EXTRACTED INFORMATION:
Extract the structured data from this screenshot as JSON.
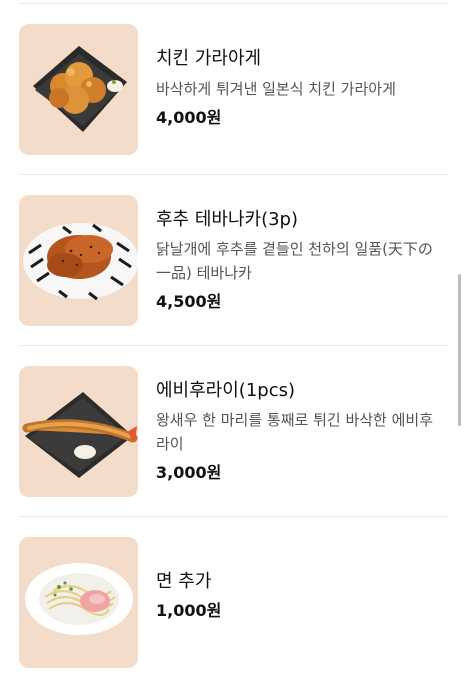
{
  "menu": {
    "items": [
      {
        "name": "치킨 가라아게",
        "description": "바삭하게 튀겨낸 일본식 치킨 가라아게",
        "price": "4,000원",
        "image_icon": "karaage-chicken-image"
      },
      {
        "name": "후추 테바나카(3p)",
        "description": "닭날개에 후추를 곁들인 천하의 일품(天下の一品) 테바나카",
        "price": "4,500원",
        "image_icon": "pepper-tebanaka-image"
      },
      {
        "name": "에비후라이(1pcs)",
        "description": "왕새우 한 마리를 통째로 튀긴 바삭한 에비후라이",
        "price": "3,000원",
        "image_icon": "ebi-fry-image"
      },
      {
        "name": "면 추가",
        "description": "",
        "price": "1,000원",
        "image_icon": "extra-noodles-image"
      }
    ]
  },
  "colors": {
    "background": "#ffffff",
    "divider": "#ececec",
    "description_text": "#555555",
    "thumbnail_background": "#f3d9c7"
  }
}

DO THIS: Search the listing for the word "에비후라이". Copy every line in which it occurs.

FINISHED EXERCISE:
        "name": "에비후라이(1pcs)",
        "description": "왕새우 한 마리를 통째로 튀긴 바삭한 에비후라이",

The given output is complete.